____ EXTRACT PROVIDED

TSAIT-KOPETA.
Hear what Tsait-Kopeta has to say of his old life and new, showing that Indian nature, both old and new, is human nature:
“My life was pretty rough and sharp before I came this way, just like the waves of the ocean, unsteady and not sure. I always was stumbling, but again I would get up. I was a very smart servant for Satan. I was like an ox with his yoke on me; but I worked for him willingly, just same he was my father. But what kind of pay did he give me? Nothing, only shame and danger, and I think when I suffered he laughed at me. I hope now I am free from him, and I think he is sorry he lost me, but he can’t help; and now I have found the Great Master, the Rock of Ages; and I saw His words, and He says, ‘Come unto me, all ye that labor and are heavy laden, and I will give you rest. Take my yoke upon you and learn of me, for I am meek and lowly in heart, and ye shall find rest unto your souls, for my yoke is easy and my burden is light.’ And therefore I shall fall at His feet and worship Him, and have confessed Him before men, and want to serve Him only all life long.

________

Please carry on Tsait-Kopeta's account of his old and new life from the point where the text stops. The data is separate from Tsait-Kopeta's account.

____ COLLECTED MATERIAL

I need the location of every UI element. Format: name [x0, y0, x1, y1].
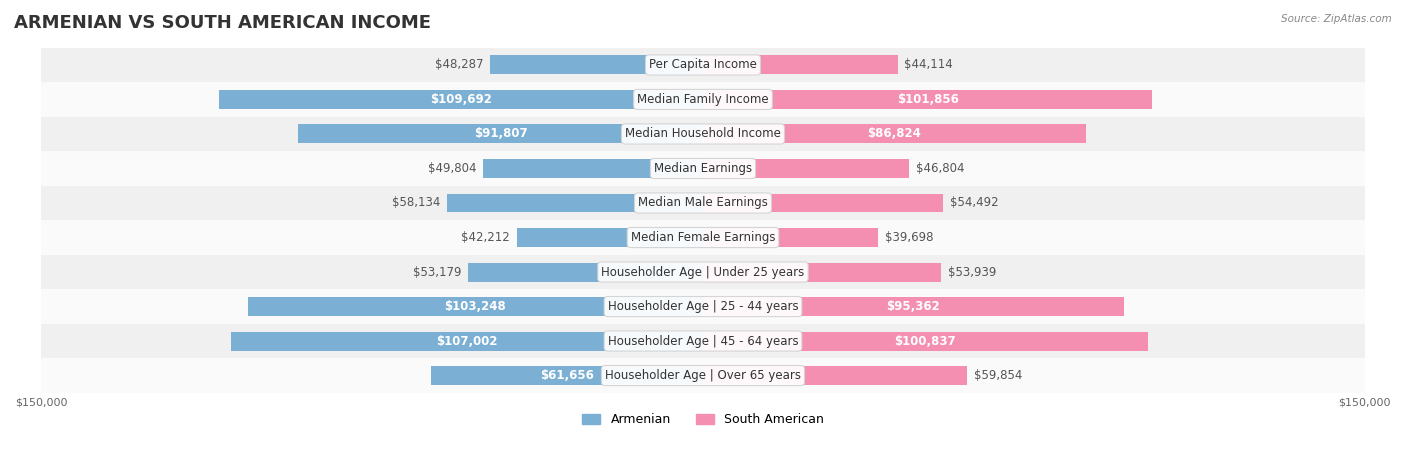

________

__EXERCISE RESULT__:
“Now I can boast, Satan is my enemy. I return to him the shame he give me. He used tell me, ‘You do what you want in earthly life, nothing hurt you; you only got this life, by and by you die; so anything you want good or bad you do.’ Oh, poor Tsait-Kopeta, how Satan kept me down and tempted. I don’t want something to hurt or do bad and he ridicule me and lie. He said, ‘Ah, you coward! only women feel that way.’ Satan made me prisoner; but Christ was sorry for me and picked me out of his hand. He give me free, and told me go and no more sin. I think very strange, Capt. Pratt, why I not know more then, why I did not ask myself who make me and all the wonderful things. My life is very strange and different from my past life. Little good at that time; often I hungry, thirsty and cold, sorrowful, all the time I restless, and afraid of the enemies or trouble; but this part of the Indian life I like sure, riding and hunting.”
SUSETTE LA FLESCHE.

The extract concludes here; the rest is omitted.